▶ **DATA EXTRACT**:
[Start of Attachment]

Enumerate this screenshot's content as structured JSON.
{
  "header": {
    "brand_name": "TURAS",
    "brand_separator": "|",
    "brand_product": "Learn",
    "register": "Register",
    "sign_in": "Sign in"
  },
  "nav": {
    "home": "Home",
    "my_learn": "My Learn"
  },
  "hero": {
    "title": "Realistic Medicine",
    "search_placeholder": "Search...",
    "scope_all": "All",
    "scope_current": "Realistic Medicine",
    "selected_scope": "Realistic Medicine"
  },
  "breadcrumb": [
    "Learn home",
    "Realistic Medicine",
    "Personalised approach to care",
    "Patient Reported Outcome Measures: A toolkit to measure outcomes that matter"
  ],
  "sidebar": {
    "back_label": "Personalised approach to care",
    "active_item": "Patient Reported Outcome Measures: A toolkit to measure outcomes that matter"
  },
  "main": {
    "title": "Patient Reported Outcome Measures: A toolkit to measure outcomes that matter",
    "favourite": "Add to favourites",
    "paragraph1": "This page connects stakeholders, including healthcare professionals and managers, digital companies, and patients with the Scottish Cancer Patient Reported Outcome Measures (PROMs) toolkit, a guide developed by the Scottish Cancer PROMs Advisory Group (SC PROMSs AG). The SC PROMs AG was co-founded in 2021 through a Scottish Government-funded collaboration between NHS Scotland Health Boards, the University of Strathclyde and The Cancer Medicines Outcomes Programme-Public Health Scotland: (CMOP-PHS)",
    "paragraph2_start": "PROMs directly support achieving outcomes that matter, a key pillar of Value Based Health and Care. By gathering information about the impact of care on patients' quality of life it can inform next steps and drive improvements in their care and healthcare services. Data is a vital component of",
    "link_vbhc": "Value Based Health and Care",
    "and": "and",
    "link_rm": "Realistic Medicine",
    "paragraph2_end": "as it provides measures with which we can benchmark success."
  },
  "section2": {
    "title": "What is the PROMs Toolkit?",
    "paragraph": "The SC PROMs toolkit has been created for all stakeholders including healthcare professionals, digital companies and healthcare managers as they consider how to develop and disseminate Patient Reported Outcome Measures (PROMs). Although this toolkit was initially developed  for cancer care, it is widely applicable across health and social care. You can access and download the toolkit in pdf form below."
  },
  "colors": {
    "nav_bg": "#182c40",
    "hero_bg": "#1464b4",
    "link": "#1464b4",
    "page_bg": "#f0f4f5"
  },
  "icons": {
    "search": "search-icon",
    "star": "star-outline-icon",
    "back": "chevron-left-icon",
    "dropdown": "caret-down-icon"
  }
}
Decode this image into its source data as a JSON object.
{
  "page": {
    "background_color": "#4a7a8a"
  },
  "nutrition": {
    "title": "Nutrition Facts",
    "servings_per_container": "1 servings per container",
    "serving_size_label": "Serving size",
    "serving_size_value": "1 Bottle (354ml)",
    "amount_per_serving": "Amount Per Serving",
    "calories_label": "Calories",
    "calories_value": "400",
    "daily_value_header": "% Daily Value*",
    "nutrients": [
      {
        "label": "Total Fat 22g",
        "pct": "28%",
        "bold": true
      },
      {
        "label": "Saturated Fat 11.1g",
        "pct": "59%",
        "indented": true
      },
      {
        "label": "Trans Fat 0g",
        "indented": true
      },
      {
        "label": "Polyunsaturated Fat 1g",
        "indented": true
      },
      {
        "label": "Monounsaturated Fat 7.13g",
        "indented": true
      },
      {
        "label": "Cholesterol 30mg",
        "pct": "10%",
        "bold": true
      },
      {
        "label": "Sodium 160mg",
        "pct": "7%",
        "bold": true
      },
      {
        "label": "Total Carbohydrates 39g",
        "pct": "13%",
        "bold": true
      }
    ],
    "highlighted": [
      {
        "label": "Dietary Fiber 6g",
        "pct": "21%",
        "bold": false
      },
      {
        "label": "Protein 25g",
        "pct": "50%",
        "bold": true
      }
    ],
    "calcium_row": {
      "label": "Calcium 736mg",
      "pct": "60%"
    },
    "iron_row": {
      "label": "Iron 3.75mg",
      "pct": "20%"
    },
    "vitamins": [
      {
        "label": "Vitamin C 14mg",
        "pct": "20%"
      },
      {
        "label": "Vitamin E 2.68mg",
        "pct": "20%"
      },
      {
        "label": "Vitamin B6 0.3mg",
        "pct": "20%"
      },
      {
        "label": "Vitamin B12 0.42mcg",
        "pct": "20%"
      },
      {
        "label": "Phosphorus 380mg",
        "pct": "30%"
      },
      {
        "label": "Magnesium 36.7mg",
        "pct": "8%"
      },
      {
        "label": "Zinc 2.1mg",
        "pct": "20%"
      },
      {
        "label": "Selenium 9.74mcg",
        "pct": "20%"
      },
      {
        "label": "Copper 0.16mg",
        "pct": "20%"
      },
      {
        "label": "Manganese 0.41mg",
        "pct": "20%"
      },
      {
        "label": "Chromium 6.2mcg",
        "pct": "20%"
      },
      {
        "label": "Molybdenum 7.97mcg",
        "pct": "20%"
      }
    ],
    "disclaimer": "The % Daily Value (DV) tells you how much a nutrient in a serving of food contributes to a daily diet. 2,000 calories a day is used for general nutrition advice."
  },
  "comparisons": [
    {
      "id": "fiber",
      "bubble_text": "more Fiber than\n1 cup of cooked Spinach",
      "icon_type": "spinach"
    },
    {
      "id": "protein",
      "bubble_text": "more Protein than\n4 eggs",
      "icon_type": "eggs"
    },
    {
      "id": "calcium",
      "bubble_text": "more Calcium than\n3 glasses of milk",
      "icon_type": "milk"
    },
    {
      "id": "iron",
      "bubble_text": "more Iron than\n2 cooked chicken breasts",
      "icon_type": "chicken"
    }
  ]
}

[End of Attachment]

▶ **WHAT THE EXERCISE ASKS**: Each line in the listing either holds the word "eggs" or does not. Report how many do, as a bare number.

▶ **ANSWER AREA**: 2